* _BRIEF_
Print the listing as it stands, omitting all images.

####################

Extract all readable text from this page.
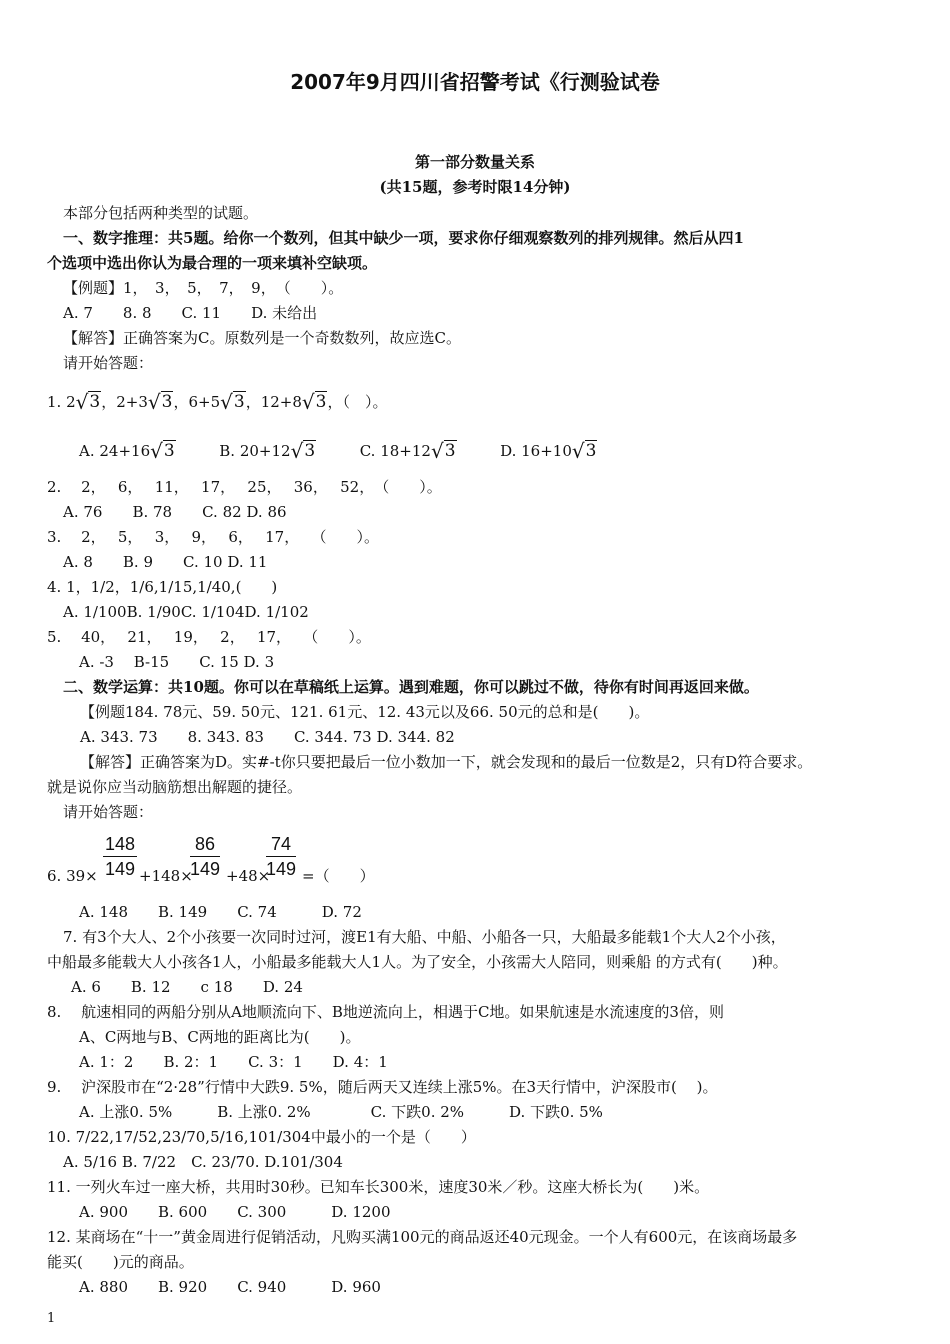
2007年9月四川省招警考试《行测验试卷
第一部分数量关系
(共15题，参考时限14分钟)
本部分包括两种类型的试题。
一、数字推理：共5题。给你一个数列，但其中缺少一项，要求你仔细观察数列的排列规律。然后从四1
个选项中选出你认为最合理的一项来填补空缺项。
【例题】1，　3，　5，　7，　9，　（　　）。
A. 7　　8. 8　　C. 11　　D. 未给出
【解答】正确答案为C。原数列是一个奇数数列，故应选C。
请开始答题：
1. 2√3，2+3√3，6+5√3，12+8√3，（　）。
A. 24+16√3	B. 20+12√3	C. 18+12√3	D. 16+10√3
2.　 2，　 6，　 11，　 17，　 25，　 36，　 52，　（　　）。
A. 76　　B. 78　　C. 82 D. 86
3.　 2，　 5，　 3，　 9，　 6，　 17，　 （　　）。
A. 8　　B. 9　　C. 10 D. 11
4. 1，1/2，1/6,1/15,1/40,(　　)
A. 1/100B. 1/90C. 1/104D. 1/102
5.　 40，　 21，　 19，　 2，　 17，　 （　　）。
A. -3　 B-15　　C. 15 D. 3
二、数学运算：共10题。你可以在草稿纸上运算。遇到难题，你可以跳过不做，待你有时间再返回来做。
【例题184. 78元、59. 50元、121. 61元、12. 43元以及66. 50元的总和是(　　)。
A. 343. 73　　8. 343. 83　　C. 344. 73 D. 344. 82
【解答】正确答案为D。实#-t你只要把最后一位小数加一下，就会发现和的最后一位数是2，只有D符合要求。
就是说你应当动脑筋想出解题的捷径。
请开始答题：
$\frac{148}{149}$	$\frac{86}{149}$	$\frac{74}{149}$
6. 39×	+148× +48× =（　　）
A. 148　　B. 149　　C. 74　　　D. 72
7. 有3个大人、2个小孩要一次同时过河，渡E1有大船、中船、小船各一只，大船最多能载1个大人2个小孩，
中船最多能载大人小孩各1人，小船最多能载大人1人。为了安全，小孩需大人陪同，则乘船 的方式有(　　)种。
A. 6　　B. 12　　c 18　　D. 24
8.　 航速相同的两船分别从A地顺流向下、B地逆流向上，相遇于C地。如果航速是水流速度的3倍，则
A、C两地与B、C两地的距离比为(　　)。
A. 1：2　　B. 2：1　　C. 3：1　　D. 4：1
9.　 沪深股市在“2·28”行情中大跌9. 5%，随后两天又连续上涨5%。在3天行情中，沪深股市(　 )。
A. 上涨0. 5%　　　B. 上涨0. 2%　　　　C. 下跌0. 2%　　　D. 下跌0. 5%
10. 7/22,17/52,23/70,5/16,101/304中最小的一个是（　　）
A. 5/16 B. 7/22　C. 23/70. D.101/304
11. 一列火车过一座大桥，共用时30秒。已知车长300米，速度30米／秒。这座大桥长为(　　)米。
A. 900　　B. 600　　C. 300　　　D. 1200
12. 某商场在“十一”黄金周进行促销活动，凡购买满100元的商品返还40元现金。一个人有600元，在该商场最多
能买(　　)元的商品。
A. 880　　B. 920　　C. 940　　　D. 960
1
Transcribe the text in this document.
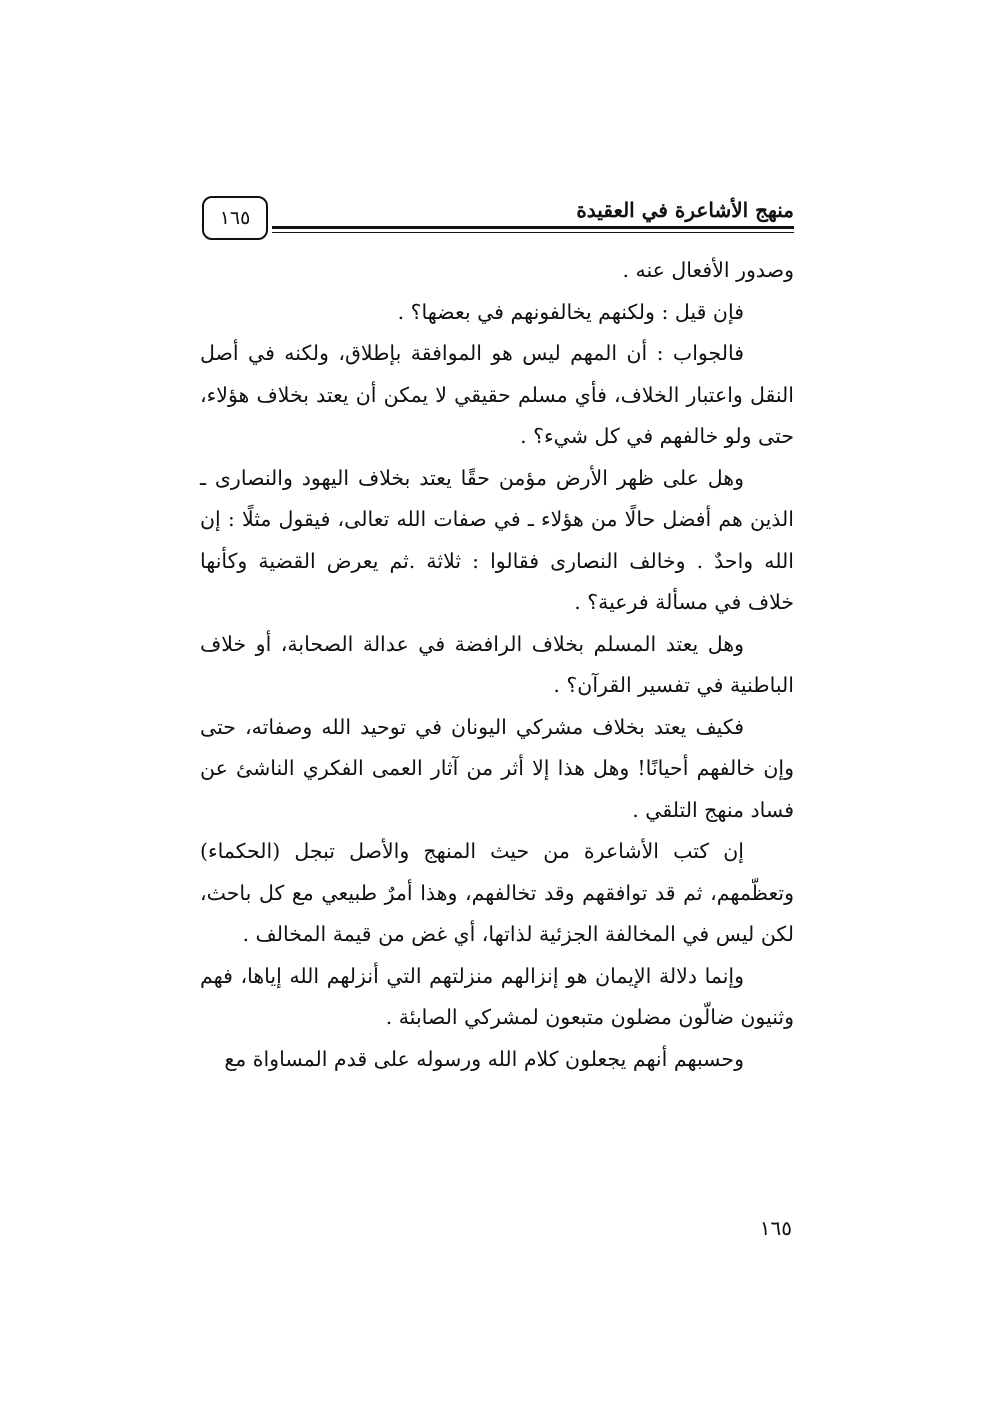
١٦٥	منهج الأشاعرة في العقيدة

وصدور الأفعال عنه .

فإن قيل : ولكنهم يخالفونهم في بعضها؟ .

فالجواب : أن المهم ليس هو الموافقة بإطلاق، ولكنه في أصل النقل واعتبار الخلاف، فأي مسلم حقيقي لا يمكن أن يعتد بخلاف هؤلاء، حتى ولو خالفهم في كل شيء؟ .

وهل على ظهر الأرض مؤمن حقًا يعتد بخلاف اليهود والنصارى ـ الذين هم أفضل حالًا من هؤلاء ـ في صفات الله تعالى، فيقول مثلًا : إن الله واحدٌ . وخالف النصارى فقالوا : ثلاثة .ثم يعرض القضية وكأنها خلاف في مسألة فرعية؟ .

وهل يعتد المسلم بخلاف الرافضة في عدالة الصحابة، أو خلاف الباطنية في تفسير القرآن؟ .

فكيف يعتد بخلاف مشركي اليونان في توحيد الله وصفاته، حتى وإن خالفهم أحيانًا! وهل هذا إلا أثر من آثار العمى الفكري الناشئ عن فساد منهج التلقي .

إن كتب الأشاعرة من حيث المنهج والأصل تبجل (الحكماء) وتعظّمهم، ثم قد توافقهم وقد تخالفهم، وهذا أمرٌ طبيعي مع كل باحث، لكن ليس في المخالفة الجزئية لذاتها، أي غض من قيمة المخالف .

وإنما دلالة الإيمان هو إنزالهم منزلتهم التي أنزلهم الله إياها، فهم وثنيون ضالّون مضلون متبعون لمشركي الصابئة .

وحسبهم أنهم يجعلون كلام الله ورسوله على قدم المساواة مع

١٦٥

####################

* _FINISHED EXERCISE_
Extract all readable text from this page.
2007年9月四川省招警考试《行测验试卷
第一部分数量关系
(共15题，参考时限14分钟)
本部分包括两种类型的试题。
一、数字推理：共5题。给你一个数列，但其中缺少一项，要求你仔细观察数列的排列规律。然后从四1
个选项中选出你认为最合理的一项来填补空缺项。
【例题】1，　3，　5，　7，　9，　（　　）。
A. 7　　8. 8　　C. 11　　D. 未给出
【解答】正确答案为C。原数列是一个奇数数列，故应选C。
请开始答题：
1. 2√3，2+3√3，6+5√3，12+8√3，（　）。
A. 24+16√3	B. 20+12√3	C. 18+12√3	D. 16+10√3
2.　 2，　 6，　 11，　 17，　 25，　 36，　 52，　（　　）。
A. 76　　B. 78　　C. 82 D. 86
3.　 2，　 5，　 3，　 9，　 6，　 17，　 （　　）。
A. 8　　B. 9　　C. 10 D. 11
4. 1，1/2，1/6,1/15,1/40,(　　)
A. 1/100B. 1/90C. 1/104D. 1/102
5.　 40，　 21，　 19，　 2，　 17，　 （　　）。
A. -3　 B-15　　C. 15 D. 3
二、数学运算：共10题。你可以在草稿纸上运算。遇到难题，你可以跳过不做，待你有时间再返回来做。
【例题184. 78元、59. 50元、121. 61元、12. 43元以及66. 50元的总和是(　　)。
A. 343. 73　　8. 343. 83　　C. 344. 73 D. 344. 82
【解答】正确答案为D。实#-t你只要把最后一位小数加一下，就会发现和的最后一位数是2，只有D符合要求。
就是说你应当动脑筋想出解题的捷径。
请开始答题：
$\frac{148}{149}$	$\frac{86}{149}$	$\frac{74}{149}$
6. 39×	+148× +48× =（　　）
A. 148　　B. 149　　C. 74　　　D. 72
7. 有3个大人、2个小孩要一次同时过河，渡E1有大船、中船、小船各一只，大船最多能载1个大人2个小孩，
中船最多能载大人小孩各1人，小船最多能载大人1人。为了安全，小孩需大人陪同，则乘船 的方式有(　　)种。
A. 6　　B. 12　　c 18　　D. 24
8.　 航速相同的两船分别从A地顺流向下、B地逆流向上，相遇于C地。如果航速是水流速度的3倍，则
A、C两地与B、C两地的距离比为(　　)。
A. 1：2　　B. 2：1　　C. 3：1　　D. 4：1
9.　 沪深股市在“2·28”行情中大跌9. 5%，随后两天又连续上涨5%。在3天行情中，沪深股市(　 )。
A. 上涨0. 5%　　　B. 上涨0. 2%　　　　C. 下跌0. 2%　　　D. 下跌0. 5%
10. 7/22,17/52,23/70,5/16,101/304中最小的一个是（　　）
A. 5/16 B. 7/22　C. 23/70. D.101/304
11. 一列火车过一座大桥，共用时30秒。已知车长300米，速度30米／秒。这座大桥长为(　　)米。
A. 900　　B. 600　　C. 300　　　D. 1200
12. 某商场在“十一”黄金周进行促销活动，凡购买满100元的商品返还40元现金。一个人有600元，在该商场最多
能买(　　)元的商品。
A. 880　　B. 920　　C. 940　　　D. 960
1
Transcribe the text in this document.
١٦٥	منهج الأشاعرة في العقيدة

وصدور الأفعال عنه .

فإن قيل : ولكنهم يخالفونهم في بعضها؟ .

فالجواب : أن المهم ليس هو الموافقة بإطلاق، ولكنه في أصل النقل واعتبار الخلاف، فأي مسلم حقيقي لا يمكن أن يعتد بخلاف هؤلاء، حتى ولو خالفهم في كل شيء؟ .

وهل على ظهر الأرض مؤمن حقًا يعتد بخلاف اليهود والنصارى ـ الذين هم أفضل حالًا من هؤلاء ـ في صفات الله تعالى، فيقول مثلًا : إن الله واحدٌ . وخالف النصارى فقالوا : ثلاثة .ثم يعرض القضية وكأنها خلاف في مسألة فرعية؟ .

وهل يعتد المسلم بخلاف الرافضة في عدالة الصحابة، أو خلاف الباطنية في تفسير القرآن؟ .

فكيف يعتد بخلاف مشركي اليونان في توحيد الله وصفاته، حتى وإن خالفهم أحيانًا! وهل هذا إلا أثر من آثار العمى الفكري الناشئ عن فساد منهج التلقي .

إن كتب الأشاعرة من حيث المنهج والأصل تبجل (الحكماء) وتعظّمهم، ثم قد توافقهم وقد تخالفهم، وهذا أمرٌ طبيعي مع كل باحث، لكن ليس في المخالفة الجزئية لذاتها، أي غض من قيمة المخالف .

وإنما دلالة الإيمان هو إنزالهم منزلتهم التي أنزلهم الله إياها، فهم وثنيون ضالّون مضلون متبعون لمشركي الصابئة .

وحسبهم أنهم يجعلون كلام الله ورسوله على قدم المساواة مع

١٦٥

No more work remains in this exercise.